Check each line of the records below for the word "document" and copy those where it appears.

>> begin DATA SHOWN

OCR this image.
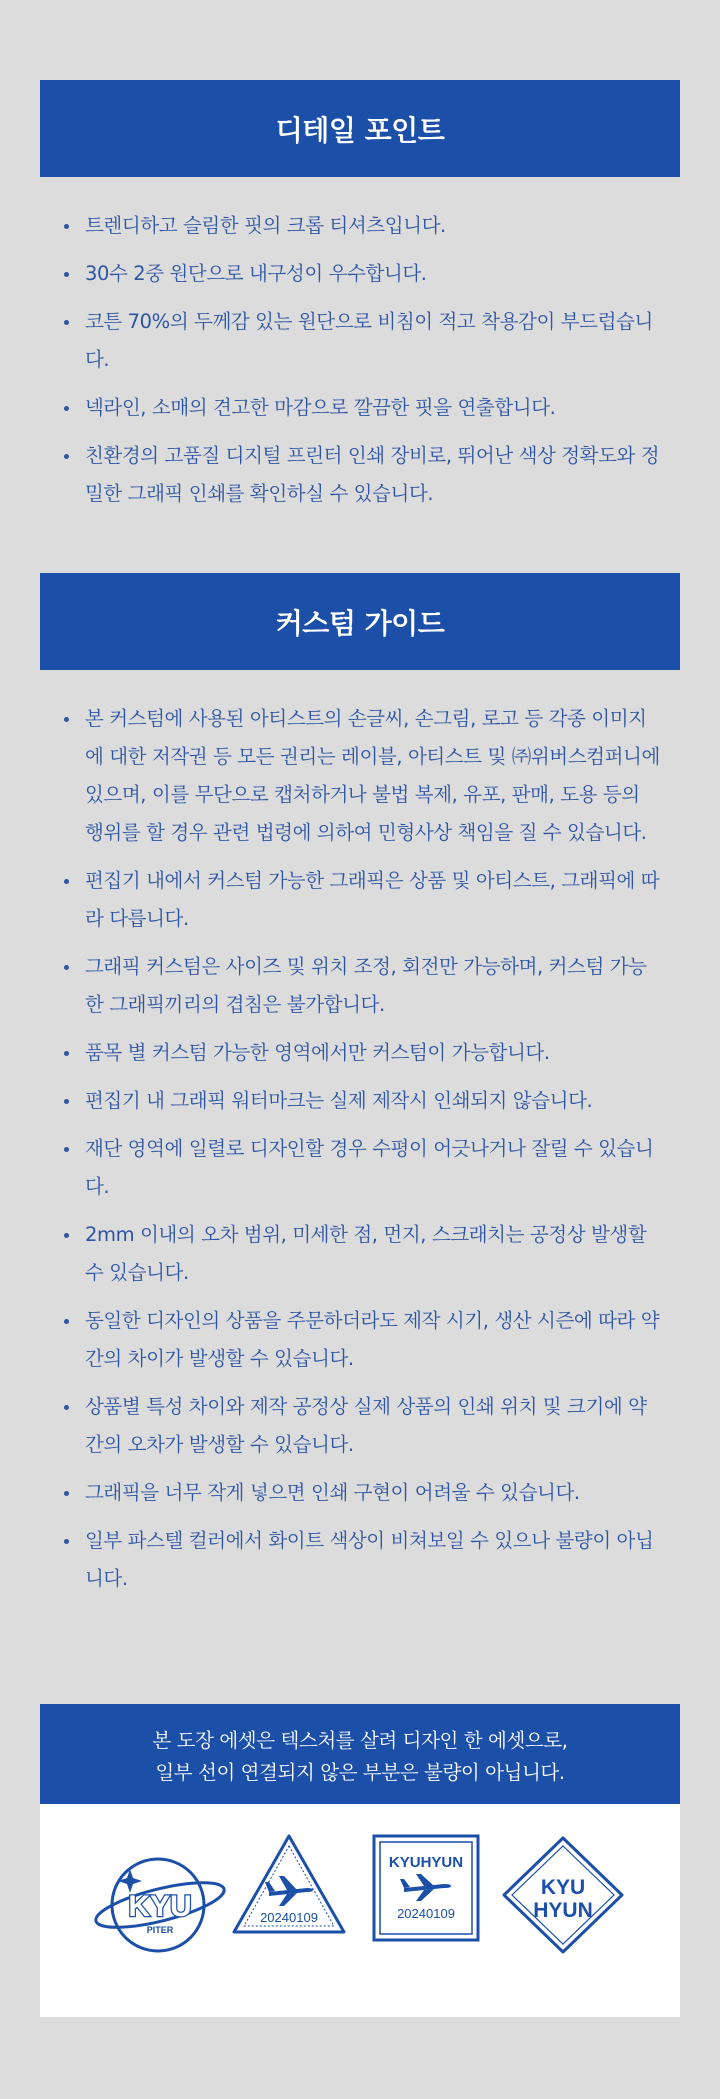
디테일 포인트
트렌디하고 슬림한 핏의 크롭 티셔츠입니다.
30수 2중 원단으로 내구성이 우수합니다.
코튼 70%의 두께감 있는 원단으로 비침이 적고 착용감이 부드럽습니다.
넥라인, 소매의 견고한 마감으로 깔끔한 핏을 연출합니다.
친환경의 고품질 디지털 프린터 인쇄 장비로, 뛰어난 색상 정확도와 정밀한 그래픽 인쇄를 확인하실 수 있습니다.
커스텀 가이드
본 커스텀에 사용된 아티스트의 손글씨, 손그림, 로고 등 각종 이미지에 대한 저작권 등 모든 권리는 레이블, 아티스트 및 ㈜위버스컴퍼니에 있으며, 이를 무단으로 캡처하거나 불법 복제, 유포, 판매, 도용 등의 행위를 할 경우 관련 법령에 의하여 민형사상 책임을 질 수 있습니다.
편집기 내에서 커스텀 가능한 그래픽은 상품 및 아티스트, 그래픽에 따라 다릅니다.
그래픽 커스텀은 사이즈 및 위치 조정, 회전만 가능하며, 커스텀 가능한 그래픽끼리의 겹침은 불가합니다.
품목 별 커스텀 가능한 영역에서만 커스텀이 가능합니다.
편집기 내 그래픽 워터마크는 실제 제작시 인쇄되지 않습니다.
재단 영역에 일렬로 디자인할 경우 수평이 어긋나거나 잘릴 수 있습니다.
2mm 이내의 오차 범위, 미세한 점, 먼지, 스크래치는 공정상 발생할 수 있습니다.
동일한 디자인의 상품을 주문하더라도 제작 시기, 생산 시즌에 따라 약간의 차이가 발생할 수 있습니다.
상품별 특성 차이와 제작 공정상 실제 상품의 인쇄 위치 및 크기에 약간의 오차가 발생할 수 있습니다.
그래픽을 너무 작게 넣으면 인쇄 구현이 어려울 수 있습니다.
일부 파스텔 컬러에서 화이트 색상이 비쳐보일 수 있으나 불량이 아닙니다.
본 도장 에셋은 텍스처를 살려 디자인 한 에셋으로,
일부 선이 연결되지 않은 부분은 불량이 아닙니다.
KYU
PITER
20240109
KYUHYUN
20240109
KYU
HYUN
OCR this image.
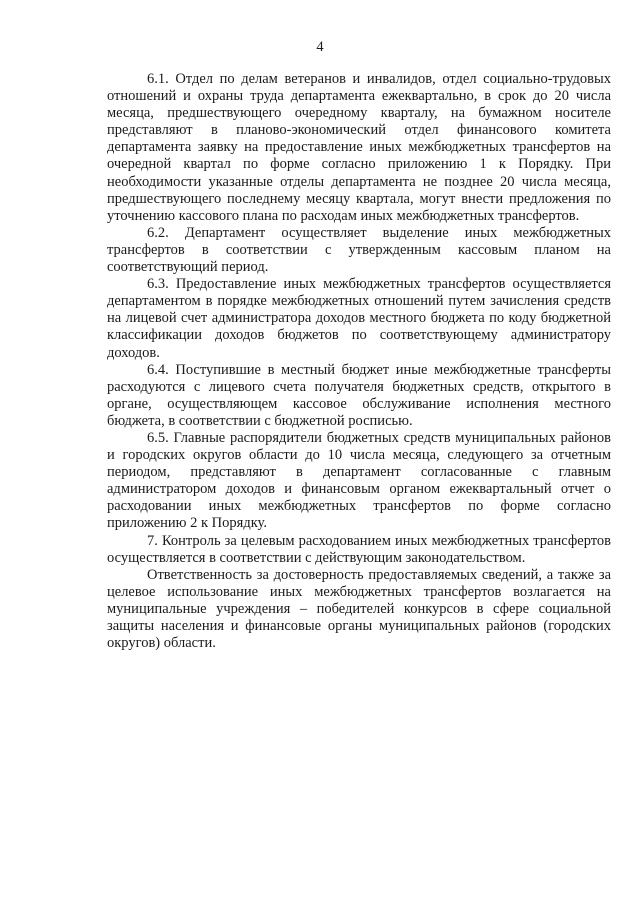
4

6.1. Отдел по делам ветеранов и инвалидов, отдел социально-трудовых отношений и охраны труда департамента ежеквартально, в срок до 20 числа месяца, предшествующего очередному кварталу, на бумажном носителе представляют в планово-экономический отдел финансового комитета департамента заявку на предоставление иных межбюджетных трансфертов на очередной квартал по форме согласно приложению 1 к Порядку. При необходимости указанные отделы департамента не позднее 20 числа месяца, предшествующего последнему месяцу квартала, могут внести предложения по уточнению кассового плана по расходам иных межбюджетных трансфертов.

6.2. Департамент осуществляет выделение иных межбюджетных трансфертов в соответствии с утвержденным кассовым планом на соответствующий период.

6.3. Предоставление иных межбюджетных трансфертов осуществляется департаментом в порядке межбюджетных отношений путем зачисления средств на лицевой счет администратора доходов местного бюджета по коду бюджетной классификации доходов бюджетов по соответствующему администратору доходов.

6.4. Поступившие в местный бюджет иные межбюджетные трансферты расходуются с лицевого счета получателя бюджетных средств, открытого в органе, осуществляющем кассовое обслуживание исполнения местного бюджета, в соответствии с бюджетной росписью.

6.5. Главные распорядители бюджетных средств муниципальных районов и городских округов области до 10 числа месяца, следующего за отчетным периодом, представляют в департамент согласованные с главным администратором доходов и финансовым органом ежеквартальный отчет о расходовании иных межбюджетных трансфертов по форме согласно приложению 2 к Порядку.

7. Контроль за целевым расходованием иных межбюджетных трансфертов осуществляется в соответствии с действующим законодательством.

Ответственность за достоверность предоставляемых сведений, а также за целевое использование иных межбюджетных трансфертов возлагается на муниципальные учреждения – победителей конкурсов в сфере социальной защиты населения и финансовые органы муниципальных районов (городских округов) области.
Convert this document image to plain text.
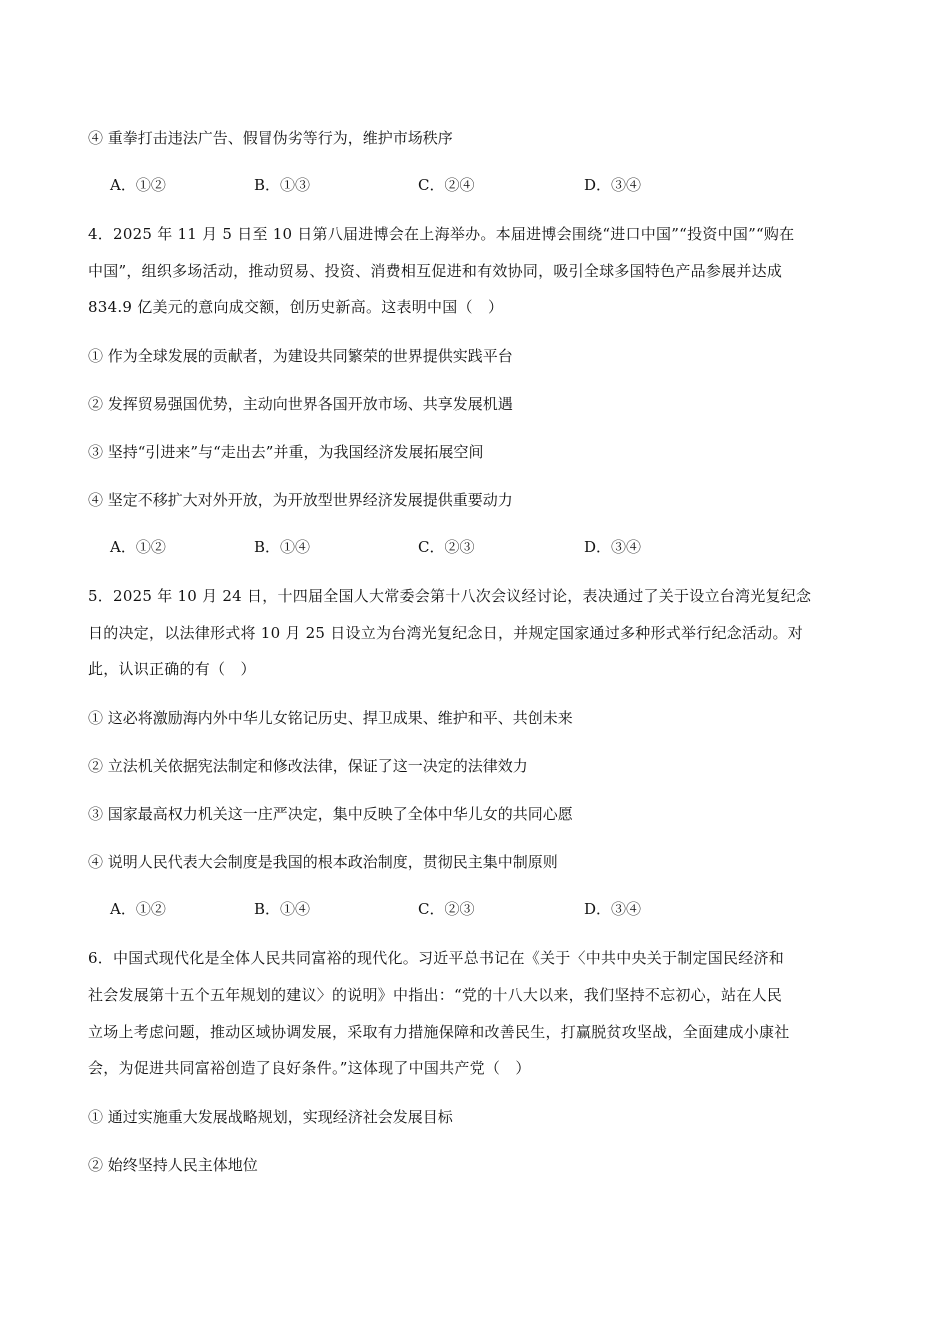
④ 重拳打击违法广告、假冒伪劣等行为，维护市场秩序
A．①②	B．①③	C．②④	D．③④
4．2025 年 11 月 5 日至 10 日第八届进博会在上海举办。本届进博会围绕“进口中国”“投资中国”“购在
中国”，组织多场活动，推动贸易、投资、消费相互促进和有效协同，吸引全球多国特色产品参展并达成
834.9 亿美元的意向成交额，创历史新高。这表明中国（　）
① 作为全球发展的贡献者，为建设共同繁荣的世界提供实践平台
② 发挥贸易强国优势，主动向世界各国开放市场、共享发展机遇
③ 坚持“引进来”与“走出去”并重，为我国经济发展拓展空间
④ 坚定不移扩大对外开放，为开放型世界经济发展提供重要动力
A．①②	B．①④	C．②③	D．③④
5．2025 年 10 月 24 日，十四届全国人大常委会第十八次会议经讨论，表决通过了关于设立台湾光复纪念
日的决定，以法律形式将 10 月 25 日设立为台湾光复纪念日，并规定国家通过多种形式举行纪念活动。对
此，认识正确的有（　）
① 这必将激励海内外中华儿女铭记历史、捍卫成果、维护和平、共创未来
② 立法机关依据宪法制定和修改法律，保证了这一决定的法律效力
③ 国家最高权力机关这一庄严决定，集中反映了全体中华儿女的共同心愿
④ 说明人民代表大会制度是我国的根本政治制度，贯彻民主集中制原则
A．①②	B．①④	C．②③	D．③④
6．中国式现代化是全体人民共同富裕的现代化。习近平总书记在《关于〈中共中央关于制定国民经济和
社会发展第十五个五年规划的建议〉的说明》中指出：“党的十八大以来，我们坚持不忘初心，站在人民
立场上考虑问题，推动区域协调发展，采取有力措施保障和改善民生，打赢脱贫攻坚战，全面建成小康社
会，为促进共同富裕创造了良好条件。”这体现了中国共产党（　）
① 通过实施重大发展战略规划，实现经济社会发展目标
② 始终坚持人民主体地位
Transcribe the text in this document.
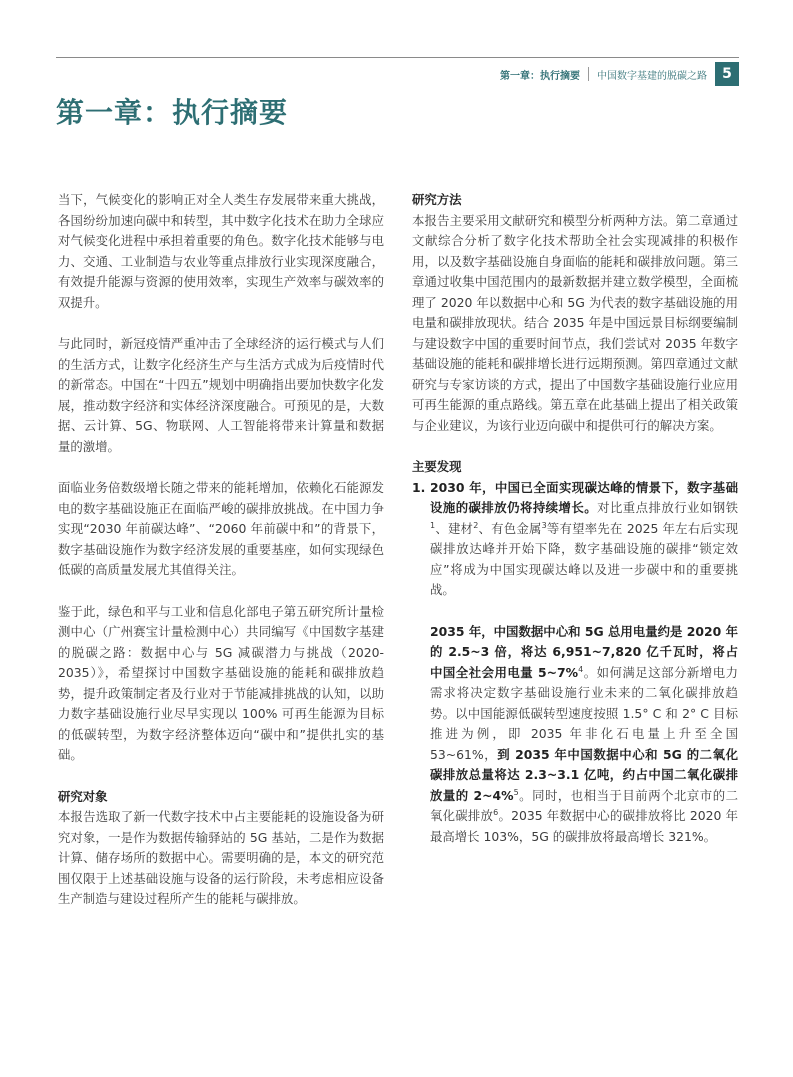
第一章：执行摘要	中国数字基建的脱碳之路	5
第一章：执行摘要

当下，气候变化的影响正对全人类生存发展带来重大挑战，各国纷纷加速向碳中和转型，其中数字化技术在助力全球应对气候变化进程中承担着重要的角色。数字化技术能够与电力、交通、工业制造与农业等重点排放行业实现深度融合，有效提升能源与资源的使用效率，实现生产效率与碳效率的双提升。

与此同时，新冠疫情严重冲击了全球经济的运行模式与人们的生活方式，让数字化经济生产与生活方式成为后疫情时代的新常态。中国在“十四五”规划中明确指出要加快数字化发展，推动数字经济和实体经济深度融合。可预见的是，大数据、云计算、5G、物联网、人工智能将带来计算量和数据量的激增。

面临业务倍数级增长随之带来的能耗增加，依赖化石能源发电的数字基础设施正在面临严峻的碳排放挑战。在中国力争实现“2030 年前碳达峰”、“2060 年前碳中和”的背景下，数字基础设施作为数字经济发展的重要基座，如何实现绿色低碳的高质量发展尤其值得关注。

鉴于此，绿色和平与工业和信息化部电子第五研究所计量检测中心（广州赛宝计量检测中心）共同编写《中国数字基建的脱碳之路：数据中心与 5G 减碳潜力与挑战（2020-2035）》，希望探讨中国数字基础设施的能耗和碳排放趋势，提升政策制定者及行业对于节能减排挑战的认知，以助力数字基础设施行业尽早实现以 100% 可再生能源为目标的低碳转型，为数字经济整体迈向“碳中和”提供扎实的基础。

研究对象

本报告选取了新一代数字技术中占主要能耗的设施设备为研究对象，一是作为数据传输驿站的 5G 基站，二是作为数据计算、储存场所的数据中心。需要明确的是，本文的研究范围仅限于上述基础设施与设备的运行阶段，未考虑相应设备生产制造与建设过程所产生的能耗与碳排放。

研究方法

本报告主要采用文献研究和模型分析两种方法。第二章通过文献综合分析了数字化技术帮助全社会实现减排的积极作用，以及数字基础设施自身面临的能耗和碳排放问题。第三章通过收集中国范围内的最新数据并建立数学模型，全面梳理了 2020 年以数据中心和 5G 为代表的数字基础设施的用电量和碳排放现状。结合 2035 年是中国远景目标纲要编制与建设数字中国的重要时间节点，我们尝试对 2035 年数字基础设施的能耗和碳排增长进行远期预测。第四章通过文献研究与专家访谈的方式，提出了中国数字基础设施行业应用可再生能源的重点路线。第五章在此基础上提出了相关政策与企业建议，为该行业迈向碳中和提供可行的解决方案。

主要发现
1. 2030 年，中国已全面实现碳达峰的情景下，数字基础设施的碳排放仍将持续增长。对比重点排放行业如钢铁$^1$、建材$^2$、有色金属$^3$等有望率先在 2025 年左右后实现碳排放达峰并开始下降，数字基础设施的碳排“锁定效应”将成为中国实现碳达峰以及进一步碳中和的重要挑战。

2035 年，中国数据中心和 5G 总用电量约是 2020 年的 2.5~3 倍，将达 6,951~7,820 亿千瓦时，将占中国全社会用电量 5~7%$^4$。如何满足这部分新增电力需求将决定数字基础设施行业未来的二氧化碳排放趋势。以中国能源低碳转型速度按照 1.5° C 和 2° C 目标推进为例，即 2035 年非化石电量上升至全国 53~61%，到 2035 年中国数据中心和 5G 的二氧化碳排放总量将达 2.3~3.1 亿吨，约占中国二氧化碳排放量的 2~4%$^5$。同时，也相当于目前两个北京市的二氧化碳排放$^6$。2035 年数据中心的碳排放将比 2020 年最高增长 103%，5G 的碳排放将最高增长 321%。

>> end DATA SHOWN

RESPONSE:
Convert this document image to plain text.
Transcribe the text in this document.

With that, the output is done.